Stated exercise 1:
In the article on the Applied Nutrition float, what price per share was the company floated at in London?
Stated exercise 2:
In the listing, take the stretch from its start through the line containing "473, 258, 484]". Swap "Localize" for "Locate" and give only those lines again, with everything else left unchanged.

-- Start of Given text --

In a major boost for the city after a shortage of listings, Applied Nutrition was floated in London at a price of 140p each, giving it a value of £350 million.
The stock rose 7% to 150p in early trading, valuing the company at £375m, before ending the day at 143.5p.
Founder Thomas Ryder, who grew up on a council estate and left school at 16, sold £68.25m worth of shares in the float and last night retained a 34% stake worth £122m.
The so-called Initial Public Offer (IPO) was one of London’s biggest this year, providing a boost amid a shortage of such listings.
Raspberry Pi shares have risen 28% to 359p since the computer maker floated in June, but few other IPOs have captured the imagination.
However, there is hope that the tide is turning. French media giant Canal+ – maker of the Paddington Bear films – is aiming for a valuation of £6.7 billion when it floats in London later this year.
Chinese fast-fashion giant Shein is also considering a £50 billion UK IPO.
Applied Nutrition, chaired by AJ Bell founder Andy Bell, attracted major investors including ex-Asda boss Mohsin Issa, construction entrepreneur William Ainscough, Home Bargains billionaire Tom Morris and Liverpool property magnate George Downing, as well as the Rooneys.
The FTSE 100 rose 0.13%, or 10.7, to close at 8,269 after four days of losses. The FTSE 250 fell 0.19%, or 39.4, to 20,791 as investors digested the company updates.

-- End of Given text --
-- Start of Input for this task --

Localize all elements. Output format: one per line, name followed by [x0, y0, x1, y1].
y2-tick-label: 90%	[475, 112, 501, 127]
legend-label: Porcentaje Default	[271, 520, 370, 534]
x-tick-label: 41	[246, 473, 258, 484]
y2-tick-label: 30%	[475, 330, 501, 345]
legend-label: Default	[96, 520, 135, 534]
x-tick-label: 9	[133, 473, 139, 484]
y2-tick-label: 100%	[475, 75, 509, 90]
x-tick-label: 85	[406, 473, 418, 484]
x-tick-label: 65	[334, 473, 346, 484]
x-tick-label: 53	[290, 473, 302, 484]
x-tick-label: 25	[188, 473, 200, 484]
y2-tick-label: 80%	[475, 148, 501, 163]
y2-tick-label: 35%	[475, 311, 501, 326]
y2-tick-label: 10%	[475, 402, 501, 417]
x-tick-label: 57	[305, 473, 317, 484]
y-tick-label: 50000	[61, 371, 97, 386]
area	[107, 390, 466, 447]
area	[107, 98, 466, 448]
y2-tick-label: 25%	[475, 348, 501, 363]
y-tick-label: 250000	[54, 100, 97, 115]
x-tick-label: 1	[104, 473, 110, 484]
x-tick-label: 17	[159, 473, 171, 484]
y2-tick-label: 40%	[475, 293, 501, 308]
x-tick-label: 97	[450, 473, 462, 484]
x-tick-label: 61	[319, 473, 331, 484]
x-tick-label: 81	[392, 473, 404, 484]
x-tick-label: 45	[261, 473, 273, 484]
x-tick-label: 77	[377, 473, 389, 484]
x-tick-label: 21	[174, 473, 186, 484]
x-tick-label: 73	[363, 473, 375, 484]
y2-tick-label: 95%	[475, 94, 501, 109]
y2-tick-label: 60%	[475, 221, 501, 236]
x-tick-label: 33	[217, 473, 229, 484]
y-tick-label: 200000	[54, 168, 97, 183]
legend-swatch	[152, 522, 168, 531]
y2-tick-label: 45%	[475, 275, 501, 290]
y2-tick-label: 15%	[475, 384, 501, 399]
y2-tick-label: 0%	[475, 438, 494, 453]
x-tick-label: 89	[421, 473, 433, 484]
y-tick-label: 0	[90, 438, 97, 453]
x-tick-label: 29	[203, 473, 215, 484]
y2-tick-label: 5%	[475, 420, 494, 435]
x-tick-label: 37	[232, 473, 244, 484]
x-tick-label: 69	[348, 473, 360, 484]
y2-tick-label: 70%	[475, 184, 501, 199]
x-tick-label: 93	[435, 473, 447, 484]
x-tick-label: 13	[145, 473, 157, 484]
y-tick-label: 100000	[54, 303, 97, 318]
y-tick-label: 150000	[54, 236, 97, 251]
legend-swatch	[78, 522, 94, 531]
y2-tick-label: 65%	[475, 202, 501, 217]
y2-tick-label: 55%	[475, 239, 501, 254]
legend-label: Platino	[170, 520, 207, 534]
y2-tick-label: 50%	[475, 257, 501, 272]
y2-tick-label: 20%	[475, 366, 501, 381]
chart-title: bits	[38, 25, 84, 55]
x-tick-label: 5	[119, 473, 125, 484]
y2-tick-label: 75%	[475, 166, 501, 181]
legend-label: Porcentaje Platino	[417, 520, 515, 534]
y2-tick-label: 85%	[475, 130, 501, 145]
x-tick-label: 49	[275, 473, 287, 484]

-- End of Input for this task --

Exercise response 1:
140p per share.

Exercise response 2:
Locate all elements. Output format: one per line, name followed by [x0, y0, x1, y1].
y2-tick-label: 90%	[475, 112, 501, 127]
legend-label: Porcentaje Default	[271, 520, 370, 534]
x-tick-label: 41	[246, 473, 258, 484]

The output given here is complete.